=== TEXT FOR ANALYSIS ===
##############################
Oh so many changes in the past 24 hours - yes we will be in hospital for Christmas.... 50/50 chance as we have to wait and see... No you cant get home.... oh sorry Sam isn't responding to the meds so we have to increase them so you will be staying etc etc...
Then this morning our favourite urologist wandered in and was very decisive that the catheter could come out and we can can pop in tomorrow for his antibiotic 30 minute infusion, but he saw no reason we can't go home! Woo hoo - we are all very delighted after resigning ourselves to another Starship Christmas.
Sam still has debris in his urine so they have increased his dose of IV antibiotic infusion. At 4 this afternoon he will have a 'trough' - they take blood to check how the drug is affecting him, then he will be set up for his 30 minute infusion. After that we will head home in time to hook him up for his overnight TPN!
Right now as Sam plays with his cars on his hospital bed, Francis and the girls are at the movies enjoying 'Paddington' - well I'm guessing the girls are enjoying it and Francis is enjoying not being at work. Tonight we will head to a 7pm Christmas Church service and tomorrow morning we aim to have a lie in (um... well anything is longer than the 4.30 am wakes up in this place due to pumps alarming etc), a lazy family brunch and gifts and then on to more food for a Davy Christmas lunch, with a pop in to Starship for Sams infusion at 3pm. We have to have a nurse visit from Boxing Day until Dec 30 for an infusion, but this is the pay off to keep us out of hospital.
Every year the girls groan and roll their eyes when they are asking me what I want for Christmas - my answer is always the same, 'I don't want anything but to have the 5 of us together - the people I love the most'. They now parrot it back at me, but this year I truly mean it more than ever!
##############################
=== GIVEN RECORDS ===
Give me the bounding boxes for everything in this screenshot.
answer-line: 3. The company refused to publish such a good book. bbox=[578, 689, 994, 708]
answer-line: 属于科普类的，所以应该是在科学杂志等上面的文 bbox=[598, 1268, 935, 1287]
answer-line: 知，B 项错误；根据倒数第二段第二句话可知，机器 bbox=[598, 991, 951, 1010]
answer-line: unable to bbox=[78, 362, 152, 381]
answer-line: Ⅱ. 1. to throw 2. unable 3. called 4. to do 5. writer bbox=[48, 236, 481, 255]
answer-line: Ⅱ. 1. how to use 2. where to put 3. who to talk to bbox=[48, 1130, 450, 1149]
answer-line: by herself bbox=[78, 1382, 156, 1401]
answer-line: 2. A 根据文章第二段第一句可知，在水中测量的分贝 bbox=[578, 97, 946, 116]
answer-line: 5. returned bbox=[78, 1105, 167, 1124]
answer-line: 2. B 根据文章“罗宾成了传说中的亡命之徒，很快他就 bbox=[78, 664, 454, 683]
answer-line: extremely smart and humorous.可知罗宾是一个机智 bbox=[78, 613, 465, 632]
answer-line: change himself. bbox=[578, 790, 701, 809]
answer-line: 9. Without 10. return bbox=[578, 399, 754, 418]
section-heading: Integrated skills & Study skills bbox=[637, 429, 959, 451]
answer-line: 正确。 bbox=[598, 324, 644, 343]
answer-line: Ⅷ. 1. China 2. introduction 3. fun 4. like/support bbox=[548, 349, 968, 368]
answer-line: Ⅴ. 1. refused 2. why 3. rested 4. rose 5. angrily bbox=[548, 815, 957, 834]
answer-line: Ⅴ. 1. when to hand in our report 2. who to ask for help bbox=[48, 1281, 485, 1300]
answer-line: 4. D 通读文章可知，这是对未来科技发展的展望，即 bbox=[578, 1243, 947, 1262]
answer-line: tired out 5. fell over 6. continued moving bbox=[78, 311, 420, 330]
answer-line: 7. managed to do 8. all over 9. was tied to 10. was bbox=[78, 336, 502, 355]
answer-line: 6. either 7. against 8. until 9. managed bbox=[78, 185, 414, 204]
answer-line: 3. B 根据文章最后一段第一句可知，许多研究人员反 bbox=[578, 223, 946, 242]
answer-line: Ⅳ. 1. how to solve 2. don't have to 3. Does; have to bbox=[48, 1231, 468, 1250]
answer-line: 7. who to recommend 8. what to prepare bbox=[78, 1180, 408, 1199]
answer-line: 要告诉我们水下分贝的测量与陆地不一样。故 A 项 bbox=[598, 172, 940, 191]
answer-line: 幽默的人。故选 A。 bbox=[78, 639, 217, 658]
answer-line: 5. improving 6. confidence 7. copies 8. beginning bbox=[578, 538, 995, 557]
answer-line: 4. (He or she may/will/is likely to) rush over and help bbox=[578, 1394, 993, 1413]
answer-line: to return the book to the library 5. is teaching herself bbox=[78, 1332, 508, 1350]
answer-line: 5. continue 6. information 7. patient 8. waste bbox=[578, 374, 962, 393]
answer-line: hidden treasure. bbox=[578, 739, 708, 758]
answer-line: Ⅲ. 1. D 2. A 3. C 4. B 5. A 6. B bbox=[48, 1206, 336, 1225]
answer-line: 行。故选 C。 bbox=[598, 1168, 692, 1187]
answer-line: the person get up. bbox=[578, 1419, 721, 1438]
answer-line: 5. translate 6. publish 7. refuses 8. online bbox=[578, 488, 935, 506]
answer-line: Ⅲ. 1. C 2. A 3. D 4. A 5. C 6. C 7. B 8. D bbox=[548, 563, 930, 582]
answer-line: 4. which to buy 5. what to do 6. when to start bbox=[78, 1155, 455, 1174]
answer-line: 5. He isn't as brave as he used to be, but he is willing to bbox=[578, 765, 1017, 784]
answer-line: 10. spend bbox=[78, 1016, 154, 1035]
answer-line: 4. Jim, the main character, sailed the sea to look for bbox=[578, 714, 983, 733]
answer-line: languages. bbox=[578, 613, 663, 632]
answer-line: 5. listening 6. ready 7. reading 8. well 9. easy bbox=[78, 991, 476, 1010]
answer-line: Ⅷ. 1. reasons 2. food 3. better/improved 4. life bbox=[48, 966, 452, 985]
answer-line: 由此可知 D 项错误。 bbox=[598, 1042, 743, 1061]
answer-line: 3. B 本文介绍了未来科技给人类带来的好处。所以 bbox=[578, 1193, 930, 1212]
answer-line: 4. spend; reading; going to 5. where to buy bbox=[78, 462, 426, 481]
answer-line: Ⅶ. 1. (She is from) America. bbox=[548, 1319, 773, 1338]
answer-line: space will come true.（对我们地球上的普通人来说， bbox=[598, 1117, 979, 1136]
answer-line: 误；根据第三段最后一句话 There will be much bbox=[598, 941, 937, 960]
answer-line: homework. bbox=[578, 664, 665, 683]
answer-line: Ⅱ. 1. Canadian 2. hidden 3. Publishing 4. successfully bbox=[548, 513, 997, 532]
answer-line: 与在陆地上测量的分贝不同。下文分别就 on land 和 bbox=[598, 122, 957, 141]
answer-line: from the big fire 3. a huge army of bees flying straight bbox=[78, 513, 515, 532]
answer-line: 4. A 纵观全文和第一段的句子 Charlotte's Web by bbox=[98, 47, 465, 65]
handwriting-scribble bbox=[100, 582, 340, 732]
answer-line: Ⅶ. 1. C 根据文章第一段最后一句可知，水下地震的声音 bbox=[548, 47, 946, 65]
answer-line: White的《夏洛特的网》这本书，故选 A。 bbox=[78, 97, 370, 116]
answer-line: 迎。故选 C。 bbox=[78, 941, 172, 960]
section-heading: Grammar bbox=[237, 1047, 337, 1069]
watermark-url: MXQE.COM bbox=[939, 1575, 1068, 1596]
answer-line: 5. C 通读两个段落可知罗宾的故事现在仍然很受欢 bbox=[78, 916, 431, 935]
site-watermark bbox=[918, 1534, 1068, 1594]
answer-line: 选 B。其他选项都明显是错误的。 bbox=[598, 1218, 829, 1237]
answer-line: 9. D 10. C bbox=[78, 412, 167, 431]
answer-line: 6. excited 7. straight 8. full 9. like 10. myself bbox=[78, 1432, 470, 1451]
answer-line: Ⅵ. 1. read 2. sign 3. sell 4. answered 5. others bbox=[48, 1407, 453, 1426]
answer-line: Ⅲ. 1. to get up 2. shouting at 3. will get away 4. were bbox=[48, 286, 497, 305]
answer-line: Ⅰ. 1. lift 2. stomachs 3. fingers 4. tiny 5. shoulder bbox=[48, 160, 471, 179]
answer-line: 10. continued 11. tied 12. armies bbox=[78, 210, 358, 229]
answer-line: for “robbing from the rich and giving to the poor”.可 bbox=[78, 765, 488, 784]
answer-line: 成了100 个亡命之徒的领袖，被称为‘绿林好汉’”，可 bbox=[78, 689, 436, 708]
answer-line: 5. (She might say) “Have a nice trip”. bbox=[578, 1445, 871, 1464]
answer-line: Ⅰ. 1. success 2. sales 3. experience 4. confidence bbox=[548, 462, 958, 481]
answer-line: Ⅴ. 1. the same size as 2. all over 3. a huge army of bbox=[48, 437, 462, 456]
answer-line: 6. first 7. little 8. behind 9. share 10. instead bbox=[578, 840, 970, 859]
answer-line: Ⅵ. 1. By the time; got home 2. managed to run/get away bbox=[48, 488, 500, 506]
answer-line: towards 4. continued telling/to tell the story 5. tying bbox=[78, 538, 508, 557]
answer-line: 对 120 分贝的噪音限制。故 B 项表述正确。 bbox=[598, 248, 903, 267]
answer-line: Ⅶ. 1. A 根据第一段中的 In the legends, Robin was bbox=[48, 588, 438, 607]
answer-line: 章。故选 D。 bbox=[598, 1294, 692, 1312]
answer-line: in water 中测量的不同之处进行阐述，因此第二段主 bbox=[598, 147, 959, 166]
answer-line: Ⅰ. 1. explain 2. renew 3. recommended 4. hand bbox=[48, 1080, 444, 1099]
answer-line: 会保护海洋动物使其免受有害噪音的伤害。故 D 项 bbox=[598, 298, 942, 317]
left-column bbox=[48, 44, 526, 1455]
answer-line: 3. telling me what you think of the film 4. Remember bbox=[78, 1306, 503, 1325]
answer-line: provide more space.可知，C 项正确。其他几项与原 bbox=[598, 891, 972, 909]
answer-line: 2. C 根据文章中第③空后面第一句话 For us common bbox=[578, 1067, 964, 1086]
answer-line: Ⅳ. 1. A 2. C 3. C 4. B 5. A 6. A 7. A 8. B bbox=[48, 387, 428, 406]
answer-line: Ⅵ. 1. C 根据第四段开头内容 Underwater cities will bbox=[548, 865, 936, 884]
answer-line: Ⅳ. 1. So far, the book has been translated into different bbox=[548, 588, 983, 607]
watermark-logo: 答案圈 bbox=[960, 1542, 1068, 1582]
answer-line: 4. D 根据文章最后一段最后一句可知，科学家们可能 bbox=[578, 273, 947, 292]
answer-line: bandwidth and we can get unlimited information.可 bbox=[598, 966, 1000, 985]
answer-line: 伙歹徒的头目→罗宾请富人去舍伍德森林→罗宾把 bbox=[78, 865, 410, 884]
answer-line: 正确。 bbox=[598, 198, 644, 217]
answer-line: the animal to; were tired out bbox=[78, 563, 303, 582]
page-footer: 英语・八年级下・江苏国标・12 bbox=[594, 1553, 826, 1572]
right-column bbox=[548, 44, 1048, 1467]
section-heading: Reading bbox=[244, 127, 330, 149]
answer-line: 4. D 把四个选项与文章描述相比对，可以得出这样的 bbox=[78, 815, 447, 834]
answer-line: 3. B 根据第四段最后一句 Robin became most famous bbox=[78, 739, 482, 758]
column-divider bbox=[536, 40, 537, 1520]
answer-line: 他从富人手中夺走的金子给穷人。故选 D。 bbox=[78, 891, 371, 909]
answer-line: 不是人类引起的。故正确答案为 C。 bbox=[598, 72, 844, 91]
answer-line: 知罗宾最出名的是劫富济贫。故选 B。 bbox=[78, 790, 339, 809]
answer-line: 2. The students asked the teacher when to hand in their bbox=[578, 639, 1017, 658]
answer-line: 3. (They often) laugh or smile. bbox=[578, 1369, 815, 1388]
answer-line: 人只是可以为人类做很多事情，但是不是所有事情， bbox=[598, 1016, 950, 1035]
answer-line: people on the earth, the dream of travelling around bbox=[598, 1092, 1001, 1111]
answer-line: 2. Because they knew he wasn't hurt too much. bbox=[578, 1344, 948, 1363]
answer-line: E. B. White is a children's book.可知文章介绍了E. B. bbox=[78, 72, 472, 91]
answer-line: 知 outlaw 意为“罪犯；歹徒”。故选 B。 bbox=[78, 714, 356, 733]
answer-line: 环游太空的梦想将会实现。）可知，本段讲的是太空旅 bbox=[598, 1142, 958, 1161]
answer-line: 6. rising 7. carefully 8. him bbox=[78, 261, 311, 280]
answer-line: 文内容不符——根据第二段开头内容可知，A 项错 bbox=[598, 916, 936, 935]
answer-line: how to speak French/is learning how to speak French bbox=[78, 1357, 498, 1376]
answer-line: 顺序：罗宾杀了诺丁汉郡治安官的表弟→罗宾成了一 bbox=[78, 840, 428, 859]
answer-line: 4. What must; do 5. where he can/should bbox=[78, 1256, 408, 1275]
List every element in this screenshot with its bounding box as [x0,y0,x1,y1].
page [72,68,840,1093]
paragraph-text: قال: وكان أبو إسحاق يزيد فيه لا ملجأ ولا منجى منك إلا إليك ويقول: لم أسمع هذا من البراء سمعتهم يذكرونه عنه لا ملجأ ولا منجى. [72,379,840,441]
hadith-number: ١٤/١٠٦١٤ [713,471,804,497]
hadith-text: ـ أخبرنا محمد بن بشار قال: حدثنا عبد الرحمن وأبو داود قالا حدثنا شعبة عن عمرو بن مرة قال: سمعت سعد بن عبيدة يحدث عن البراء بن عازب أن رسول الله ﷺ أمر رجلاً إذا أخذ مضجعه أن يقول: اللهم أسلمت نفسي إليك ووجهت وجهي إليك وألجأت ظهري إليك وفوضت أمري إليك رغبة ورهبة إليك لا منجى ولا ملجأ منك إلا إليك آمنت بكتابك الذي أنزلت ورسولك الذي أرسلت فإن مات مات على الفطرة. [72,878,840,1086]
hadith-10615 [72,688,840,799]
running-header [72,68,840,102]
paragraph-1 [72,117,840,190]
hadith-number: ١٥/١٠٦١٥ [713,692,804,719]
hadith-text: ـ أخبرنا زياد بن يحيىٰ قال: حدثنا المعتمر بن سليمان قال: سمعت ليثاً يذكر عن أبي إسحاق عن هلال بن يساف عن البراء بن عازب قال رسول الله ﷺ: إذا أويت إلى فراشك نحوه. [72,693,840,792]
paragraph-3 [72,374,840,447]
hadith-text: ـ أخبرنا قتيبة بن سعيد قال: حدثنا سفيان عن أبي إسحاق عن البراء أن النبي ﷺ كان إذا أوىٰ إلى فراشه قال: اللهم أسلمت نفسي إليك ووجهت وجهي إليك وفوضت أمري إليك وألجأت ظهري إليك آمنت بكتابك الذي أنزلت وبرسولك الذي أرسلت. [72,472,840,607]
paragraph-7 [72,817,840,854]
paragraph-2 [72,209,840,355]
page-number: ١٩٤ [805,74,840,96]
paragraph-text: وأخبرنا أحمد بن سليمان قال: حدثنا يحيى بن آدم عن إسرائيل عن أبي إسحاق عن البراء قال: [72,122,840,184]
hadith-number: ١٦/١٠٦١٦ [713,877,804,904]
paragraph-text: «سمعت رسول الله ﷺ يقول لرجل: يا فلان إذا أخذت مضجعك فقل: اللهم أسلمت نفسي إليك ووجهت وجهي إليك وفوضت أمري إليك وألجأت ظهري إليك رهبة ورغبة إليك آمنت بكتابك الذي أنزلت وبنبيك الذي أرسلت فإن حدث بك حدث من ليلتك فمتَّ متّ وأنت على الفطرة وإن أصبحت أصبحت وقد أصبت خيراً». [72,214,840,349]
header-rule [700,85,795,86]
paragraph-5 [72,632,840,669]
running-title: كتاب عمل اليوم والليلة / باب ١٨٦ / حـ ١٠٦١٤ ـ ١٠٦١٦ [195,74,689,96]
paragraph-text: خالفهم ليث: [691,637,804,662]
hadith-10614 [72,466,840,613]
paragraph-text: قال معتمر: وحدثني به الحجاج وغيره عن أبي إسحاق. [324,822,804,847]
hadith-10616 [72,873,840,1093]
##############################
=== ASSIGNMENT A ===
In the post about Sam's Christmas hospital stay, over what dates will a nurse visit for an infusion?
=== ASSIGNMENT B ===
According to the post about Sam's Christmas hospital stay, why was the dose of Sam's IV antibiotic infusion increased?
=== ASSIGNMENT C ===
Extend the post about Sam's Christmas hospital stay with a further passage that picks up after its final sentence.

=== TASK ANSWER A ===
From Boxing Day until Dec 30.

=== TASK ANSWER B ===
Sam still has debris in his urine, so the dose of his IV antibiotic infusion has been increased.

=== TASK ANSWER C ===
John 3:16 'For God so loved the world He gave His only Son, so that none would be lost but have eternal life'..... This is what we celebrate at Christmas and my heart is full as I think on that amazing truth... and whether in Starship or home, that truth is the same. We are grateful that we will all wake in the same place tomorrow as we stoop and celebrate all that God has done in giving Jesus to walk alongside us in this life.
It has been a hard year on lots of fronts - disappointing surgeries that didn't work, lots of long hospital stays, Francis' Dad has been very unwell and the challenge of work/life balance has been hard (& I failed miserably) amidst a busy family. So we crawl to Christmas weary and a bit jaded. We look forward to time to stop and breath and enjoy each other and to take stock and ensure we do what we can to make positive changes. I hope to disappear for a few days to sleep and leave Francis with the kids - I am so looking forward to this!!
I hope this holiday season you can look back at the highs and lows, spend time being refreshed with good relationships and lots of laughter, ready for the challenges of 2015.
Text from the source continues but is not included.